## Written task
Every line of the records must be repeated exactly; pictures stay out.

-- begin Material for this task --

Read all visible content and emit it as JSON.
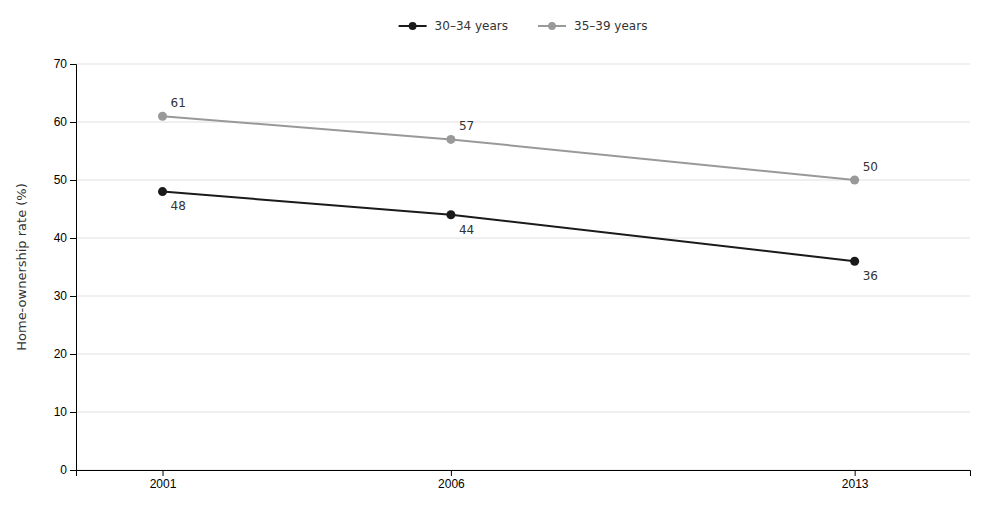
{
  "chart_data": {
    "type": "line",
    "x": [
      2001,
      2006,
      2013
    ],
    "series": [
      {
        "name": "30–34 years",
        "color": "#1a1a1a",
        "marker": "circle",
        "values": [
          48,
          44,
          36
        ]
      },
      {
        "name": "35–39 years",
        "color": "#999999",
        "marker": "circle",
        "values": [
          61,
          57,
          50
        ]
      }
    ],
    "ylabel": "Home-ownership rate (%)",
    "xlim": [
      1999.5,
      2015.0
    ],
    "xticks": [
      2001,
      2006,
      2013
    ],
    "ylim": [
      0,
      70
    ],
    "yticks": [
      0,
      10,
      20,
      30,
      40,
      50,
      60,
      70
    ],
    "grid": true,
    "data_labels": true,
    "legend": "top"
  }
}
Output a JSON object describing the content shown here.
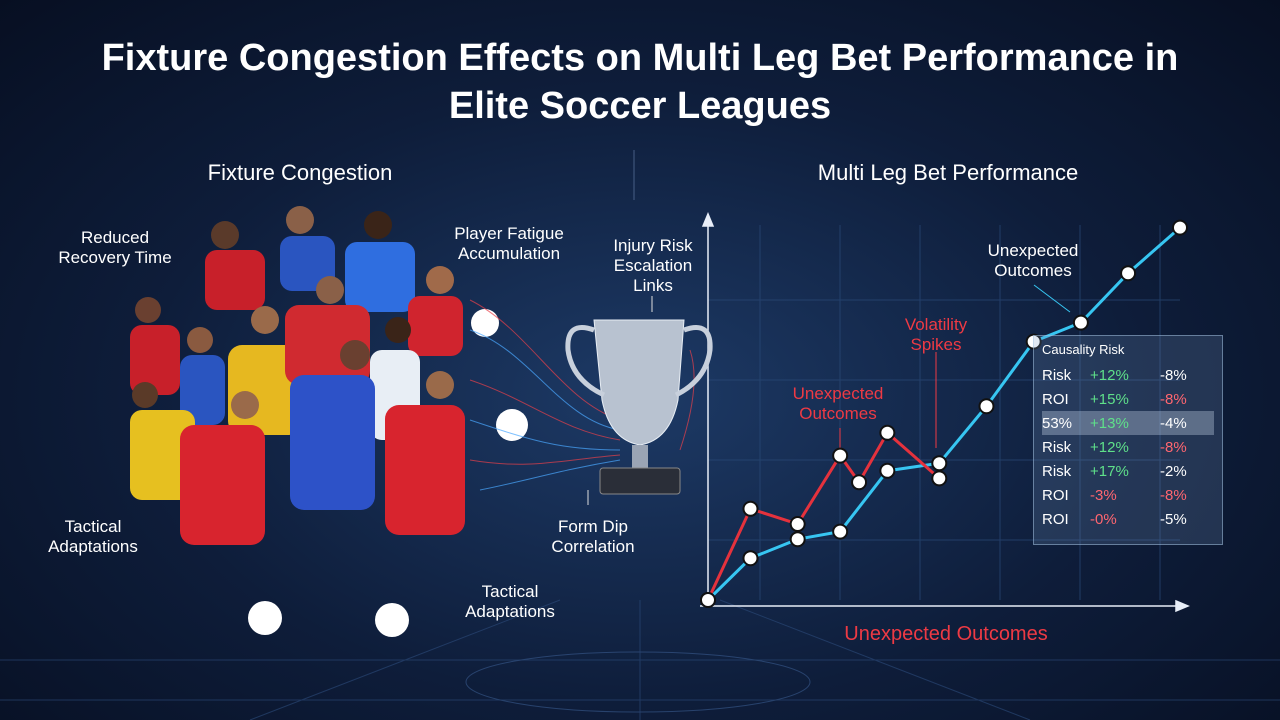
{
  "title": "Fixture Congestion Effects on Multi Leg Bet Performance in Elite Soccer Leagues",
  "left_panel": {
    "heading": "Fixture Congestion",
    "labels": [
      "Reduced Recovery Time",
      "Player Fatigue Accumulation",
      "Tactical Adaptations",
      "Tactical Adaptations"
    ]
  },
  "center": {
    "labels": [
      "Injury Risk Escalation Links",
      "Form Dip Correlation"
    ]
  },
  "chart_data": {
    "type": "line",
    "title": "Multi Leg Bet Performance",
    "x_label": "Unexpected Outcomes",
    "xlim": [
      0,
      100
    ],
    "ylim": [
      0,
      100
    ],
    "series": [
      {
        "color": "#37c6f2",
        "x": [
          0,
          9,
          19,
          28,
          38,
          49,
          59,
          69,
          79,
          89,
          100
        ],
        "values": [
          0,
          11,
          16,
          18,
          34,
          36,
          51,
          68,
          73,
          86,
          98
        ]
      },
      {
        "color": "#e5323d",
        "x": [
          0,
          9,
          19,
          28,
          32,
          38,
          49
        ],
        "values": [
          0,
          24,
          20,
          38,
          31,
          44,
          32
        ]
      }
    ],
    "annotations": [
      "Unexpected Outcomes",
      "Volatility Spikes",
      "Unexpected Outcomes"
    ]
  },
  "table": {
    "title": "Causality Risk",
    "rows": [
      [
        "Risk",
        "+12%",
        "-8%"
      ],
      [
        "ROI",
        "+15%",
        "-8%"
      ],
      [
        "53%",
        "+13%",
        "-4%"
      ],
      [
        "Risk",
        "+12%",
        "-8%"
      ],
      [
        "Risk",
        "+17%",
        "-2%"
      ],
      [
        "ROI",
        "-3%",
        "-8%"
      ],
      [
        "ROI",
        "-0%",
        "-5%"
      ]
    ]
  }
}
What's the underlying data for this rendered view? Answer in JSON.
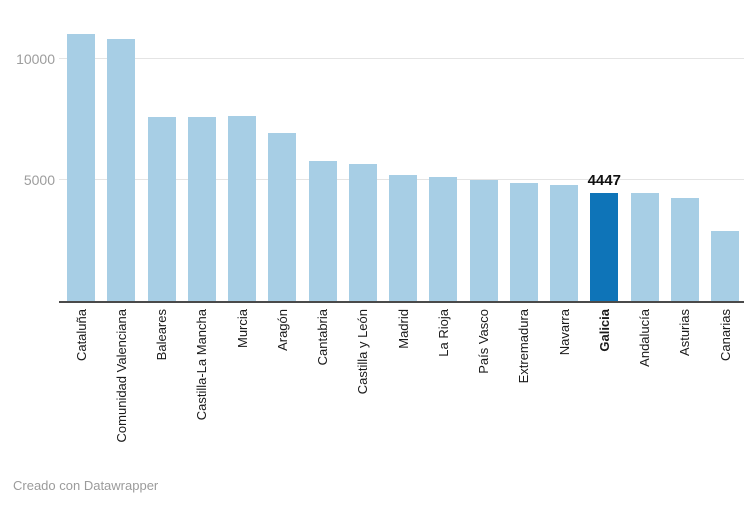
{
  "chart": {
    "credit": "Creado con Datawrapper"
  },
  "chart_data": {
    "type": "bar",
    "title": "",
    "xlabel": "",
    "ylabel": "",
    "categories": [
      "Cataluña",
      "Comunidad Valenciana",
      "Baleares",
      "Castilla-La Mancha",
      "Murcia",
      "Aragón",
      "Cantabria",
      "Castilla y León",
      "Madrid",
      "La Rioja",
      "País Vasco",
      "Extremadura",
      "Navarra",
      "Galicia",
      "Andalucía",
      "Asturias",
      "Canarias"
    ],
    "values": [
      11000,
      10790,
      7580,
      7580,
      7620,
      6940,
      5770,
      5630,
      5180,
      5110,
      4970,
      4880,
      4770,
      4447,
      4440,
      4250,
      2870
    ],
    "highlight_index": 13,
    "highlight_category": "Galicia",
    "highlight_value_label": "4447",
    "ylim": [
      0,
      12000
    ],
    "yticks": [
      {
        "value": 5000,
        "label": "5000"
      },
      {
        "value": 10000,
        "label": "10000"
      }
    ],
    "grid": true,
    "legend_position": "none",
    "bar_color": "#a7cee5",
    "highlight_color": "#0e74b8",
    "axis_color": "#4a4a4a",
    "grid_color": "#e4e4e4",
    "tick_label_color": "#9d9d9d",
    "category_label_color": "#1a1a1a"
  }
}
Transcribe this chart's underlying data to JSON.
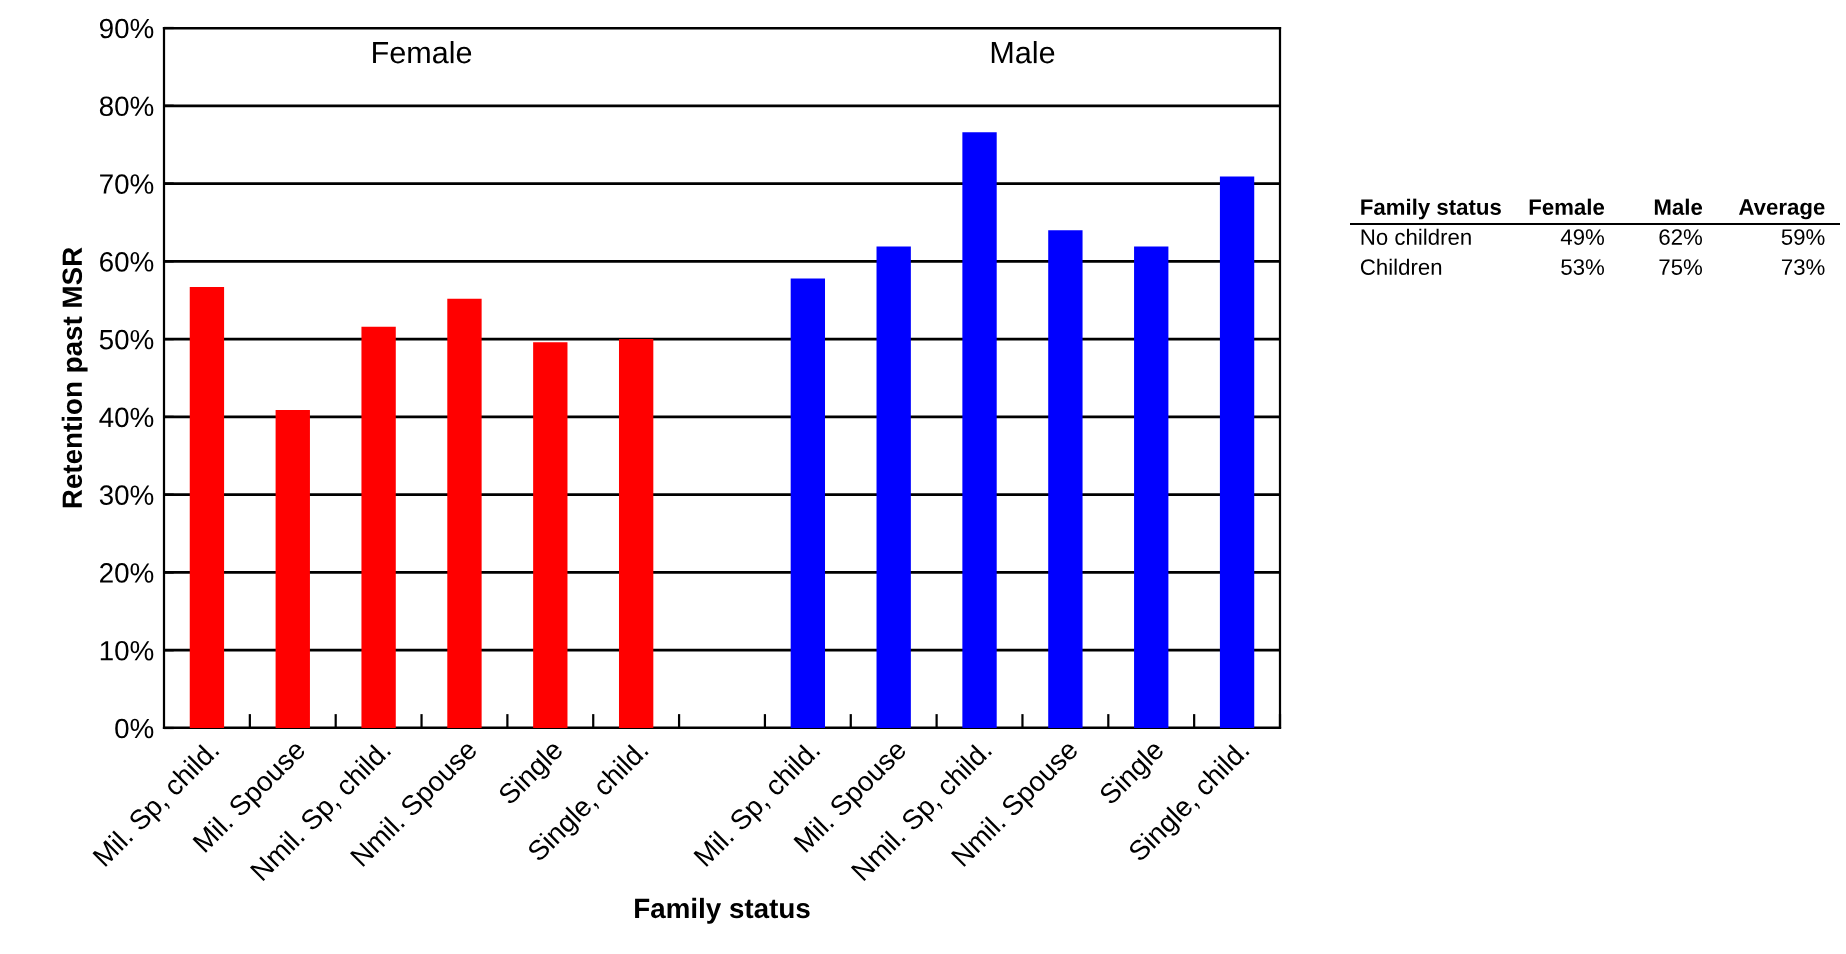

-- end Material for this task --

## Result below
Read all visible content and emit it as JSON.
{
  "chart_data": {
    "type": "line",
    "x": [
      2001,
      2006,
      2013
    ],
    "series": [
      {
        "name": "30–34 years",
        "color": "#1a1a1a",
        "marker": "circle",
        "values": [
          48,
          44,
          36
        ]
      },
      {
        "name": "35–39 years",
        "color": "#999999",
        "marker": "circle",
        "values": [
          61,
          57,
          50
        ]
      }
    ],
    "ylabel": "Home-ownership rate (%)",
    "xlim": [
      1999.5,
      2015.0
    ],
    "xticks": [
      2001,
      2006,
      2013
    ],
    "ylim": [
      0,
      70
    ],
    "yticks": [
      0,
      10,
      20,
      30,
      40,
      50,
      60,
      70
    ],
    "grid": true,
    "data_labels": true,
    "legend": "top"
  }
}
Output a JSON object describing the content shown here.
{
  "title": "Fixture Congestion Effects on Multi Leg Bet Performance in Elite Soccer Leagues",
  "left_panel": {
    "heading": "Fixture Congestion",
    "labels": [
      "Reduced Recovery Time",
      "Player Fatigue Accumulation",
      "Tactical Adaptations",
      "Tactical Adaptations"
    ]
  },
  "center": {
    "labels": [
      "Injury Risk Escalation Links",
      "Form Dip Correlation"
    ]
  },
  "chart_data": {
    "type": "line",
    "title": "Multi Leg Bet Performance",
    "x_label": "Unexpected Outcomes",
    "xlim": [
      0,
      100
    ],
    "ylim": [
      0,
      100
    ],
    "series": [
      {
        "color": "#37c6f2",
        "x": [
          0,
          9,
          19,
          28,
          38,
          49,
          59,
          69,
          79,
          89,
          100
        ],
        "values": [
          0,
          11,
          16,
          18,
          34,
          36,
          51,
          68,
          73,
          86,
          98
        ]
      },
      {
        "color": "#e5323d",
        "x": [
          0,
          9,
          19,
          28,
          32,
          38,
          49
        ],
        "values": [
          0,
          24,
          20,
          38,
          31,
          44,
          32
        ]
      }
    ],
    "annotations": [
      "Unexpected Outcomes",
      "Volatility Spikes",
      "Unexpected Outcomes"
    ]
  },
  "table": {
    "title": "Causality Risk",
    "rows": [
      [
        "Risk",
        "+12%",
        "-8%"
      ],
      [
        "ROI",
        "+15%",
        "-8%"
      ],
      [
        "53%",
        "+13%",
        "-4%"
      ],
      [
        "Risk",
        "+12%",
        "-8%"
      ],
      [
        "Risk",
        "+17%",
        "-2%"
      ],
      [
        "ROI",
        "-3%",
        "-8%"
      ],
      [
        "ROI",
        "-0%",
        "-5%"
      ]
    ]
  }
}
What's the underlying data for this rendered view? Answer in JSON.
{
  "chart": {
    "credit": "Creado con Datawrapper"
  },
  "chart_data": {
    "type": "bar",
    "title": "",
    "xlabel": "",
    "ylabel": "",
    "categories": [
      "Cataluña",
      "Comunidad Valenciana",
      "Baleares",
      "Castilla-La Mancha",
      "Murcia",
      "Aragón",
      "Cantabria",
      "Castilla y León",
      "Madrid",
      "La Rioja",
      "País Vasco",
      "Extremadura",
      "Navarra",
      "Galicia",
      "Andalucía",
      "Asturias",
      "Canarias"
    ],
    "values": [
      11000,
      10790,
      7580,
      7580,
      7620,
      6940,
      5770,
      5630,
      5180,
      5110,
      4970,
      4880,
      4770,
      4447,
      4440,
      4250,
      2870
    ],
    "highlight_index": 13,
    "highlight_category": "Galicia",
    "highlight_value_label": "4447",
    "ylim": [
      0,
      12000
    ],
    "yticks": [
      {
        "value": 5000,
        "label": "5000"
      },
      {
        "value": 10000,
        "label": "10000"
      }
    ],
    "grid": true,
    "legend_position": "none",
    "bar_color": "#a7cee5",
    "highlight_color": "#0e74b8",
    "axis_color": "#4a4a4a",
    "grid_color": "#e4e4e4",
    "tick_label_color": "#9d9d9d",
    "category_label_color": "#1a1a1a"
  }
}
Transcribe this chart's underlying data to JSON.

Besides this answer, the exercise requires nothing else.